Given request:
Where a line holds the word "need", copy that line.

Data supplied:
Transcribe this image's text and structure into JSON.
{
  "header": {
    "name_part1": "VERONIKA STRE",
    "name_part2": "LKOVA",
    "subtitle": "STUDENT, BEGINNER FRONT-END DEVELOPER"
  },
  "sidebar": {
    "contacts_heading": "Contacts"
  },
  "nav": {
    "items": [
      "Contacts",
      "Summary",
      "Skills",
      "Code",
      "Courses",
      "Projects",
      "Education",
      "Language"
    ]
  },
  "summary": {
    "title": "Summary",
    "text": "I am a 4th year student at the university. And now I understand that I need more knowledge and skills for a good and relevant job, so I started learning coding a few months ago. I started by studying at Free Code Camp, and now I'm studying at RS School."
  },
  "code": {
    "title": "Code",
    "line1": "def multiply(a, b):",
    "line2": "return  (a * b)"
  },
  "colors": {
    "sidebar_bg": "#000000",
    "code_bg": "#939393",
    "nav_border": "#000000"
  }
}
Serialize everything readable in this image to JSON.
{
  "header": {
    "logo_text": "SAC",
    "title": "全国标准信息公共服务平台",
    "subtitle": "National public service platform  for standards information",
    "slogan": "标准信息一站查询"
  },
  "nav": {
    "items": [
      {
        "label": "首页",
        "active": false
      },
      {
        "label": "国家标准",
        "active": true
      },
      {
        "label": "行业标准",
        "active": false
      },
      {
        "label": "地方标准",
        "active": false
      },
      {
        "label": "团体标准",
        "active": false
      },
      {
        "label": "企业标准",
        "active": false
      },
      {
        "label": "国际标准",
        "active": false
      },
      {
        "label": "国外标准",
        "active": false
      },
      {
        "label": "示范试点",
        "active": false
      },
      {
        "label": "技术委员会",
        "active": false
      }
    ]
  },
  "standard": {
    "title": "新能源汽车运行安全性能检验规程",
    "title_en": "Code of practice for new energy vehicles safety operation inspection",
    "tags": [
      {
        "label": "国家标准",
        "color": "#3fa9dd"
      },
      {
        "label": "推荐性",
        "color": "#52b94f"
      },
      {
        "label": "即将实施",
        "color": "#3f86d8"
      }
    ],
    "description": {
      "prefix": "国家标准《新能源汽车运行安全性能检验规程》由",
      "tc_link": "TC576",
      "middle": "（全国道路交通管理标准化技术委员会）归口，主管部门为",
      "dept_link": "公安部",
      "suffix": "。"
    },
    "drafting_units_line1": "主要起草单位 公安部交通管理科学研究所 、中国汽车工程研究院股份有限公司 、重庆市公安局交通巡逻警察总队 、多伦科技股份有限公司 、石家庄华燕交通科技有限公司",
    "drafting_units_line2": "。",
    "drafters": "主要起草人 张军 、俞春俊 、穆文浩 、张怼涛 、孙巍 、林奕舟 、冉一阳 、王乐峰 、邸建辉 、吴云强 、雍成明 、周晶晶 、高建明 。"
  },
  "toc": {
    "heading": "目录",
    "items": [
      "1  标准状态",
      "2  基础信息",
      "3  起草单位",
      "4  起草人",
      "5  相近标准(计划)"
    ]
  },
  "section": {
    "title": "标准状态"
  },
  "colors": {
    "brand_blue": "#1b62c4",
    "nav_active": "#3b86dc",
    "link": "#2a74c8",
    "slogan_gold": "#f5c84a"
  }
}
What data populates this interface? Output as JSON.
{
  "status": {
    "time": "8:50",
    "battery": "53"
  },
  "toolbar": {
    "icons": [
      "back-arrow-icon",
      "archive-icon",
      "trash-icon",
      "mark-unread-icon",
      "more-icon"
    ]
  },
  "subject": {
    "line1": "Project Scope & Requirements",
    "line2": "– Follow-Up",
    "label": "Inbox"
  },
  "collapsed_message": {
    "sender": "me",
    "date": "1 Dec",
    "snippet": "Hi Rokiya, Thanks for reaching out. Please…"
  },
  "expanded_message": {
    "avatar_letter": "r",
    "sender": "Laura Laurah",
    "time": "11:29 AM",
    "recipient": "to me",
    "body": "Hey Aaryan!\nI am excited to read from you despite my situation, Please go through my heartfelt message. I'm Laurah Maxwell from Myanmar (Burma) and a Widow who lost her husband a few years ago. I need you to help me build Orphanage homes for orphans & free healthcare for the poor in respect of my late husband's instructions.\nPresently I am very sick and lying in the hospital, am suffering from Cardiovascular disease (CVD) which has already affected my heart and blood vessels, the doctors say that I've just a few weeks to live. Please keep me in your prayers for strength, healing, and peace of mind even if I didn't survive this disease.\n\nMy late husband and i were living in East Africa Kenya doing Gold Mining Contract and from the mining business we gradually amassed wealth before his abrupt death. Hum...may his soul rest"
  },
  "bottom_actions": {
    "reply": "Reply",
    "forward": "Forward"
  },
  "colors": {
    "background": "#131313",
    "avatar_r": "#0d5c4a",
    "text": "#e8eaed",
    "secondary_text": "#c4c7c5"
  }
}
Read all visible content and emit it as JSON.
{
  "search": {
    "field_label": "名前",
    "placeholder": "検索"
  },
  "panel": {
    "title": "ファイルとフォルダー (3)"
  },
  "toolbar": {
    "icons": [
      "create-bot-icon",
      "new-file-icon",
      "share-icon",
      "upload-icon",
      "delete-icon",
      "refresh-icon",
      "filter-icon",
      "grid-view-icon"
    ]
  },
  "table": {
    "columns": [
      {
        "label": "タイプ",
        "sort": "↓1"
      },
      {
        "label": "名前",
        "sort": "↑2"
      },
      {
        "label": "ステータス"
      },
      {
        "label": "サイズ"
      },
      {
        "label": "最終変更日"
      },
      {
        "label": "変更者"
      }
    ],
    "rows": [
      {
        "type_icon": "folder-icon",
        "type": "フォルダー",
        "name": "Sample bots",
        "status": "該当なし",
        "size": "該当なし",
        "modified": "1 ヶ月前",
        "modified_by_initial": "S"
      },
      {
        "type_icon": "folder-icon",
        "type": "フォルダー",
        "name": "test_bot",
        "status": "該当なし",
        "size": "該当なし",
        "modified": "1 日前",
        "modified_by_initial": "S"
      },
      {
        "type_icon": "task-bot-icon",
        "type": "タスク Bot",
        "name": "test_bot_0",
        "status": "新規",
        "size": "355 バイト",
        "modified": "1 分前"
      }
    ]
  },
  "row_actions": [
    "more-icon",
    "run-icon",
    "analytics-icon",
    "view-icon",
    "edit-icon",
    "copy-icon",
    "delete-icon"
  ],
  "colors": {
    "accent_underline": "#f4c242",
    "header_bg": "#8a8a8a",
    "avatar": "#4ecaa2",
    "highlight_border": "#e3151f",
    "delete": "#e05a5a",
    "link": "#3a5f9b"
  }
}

Output for this exercise:
    "text": "I am a 4th year student at the university. And now I understand that I need more knowledge and skills for a good and relevant job, so I started learning coding a few months ago. I started by studying at Free Code Camp, and now I'm studying at RS School."
    "body": "Hey Aaryan!\nI am excited to read from you despite my situation, Please go through my heartfelt message. I'm Laurah Maxwell from Myanmar (Burma) and a Widow who lost her husband a few years ago. I need you to help me build Orphanage homes for orphans & free healthcare for the poor in respect of my late husband's instructions.\nPresently I am very sick and lying in the hospital, am suffering from Cardiovascular disease (CVD) which has already affected my heart and blood vessels, the doctors say that I've just a few weeks to live. Please keep me in your prayers for strength, healing, and peace of mind even if I didn't survive this disease.\n\nMy late husband and i were living in East Africa Kenya doing Gold Mining Contract and from the mining business we gradually amassed wealth before his abrupt death. Hum...may his soul rest"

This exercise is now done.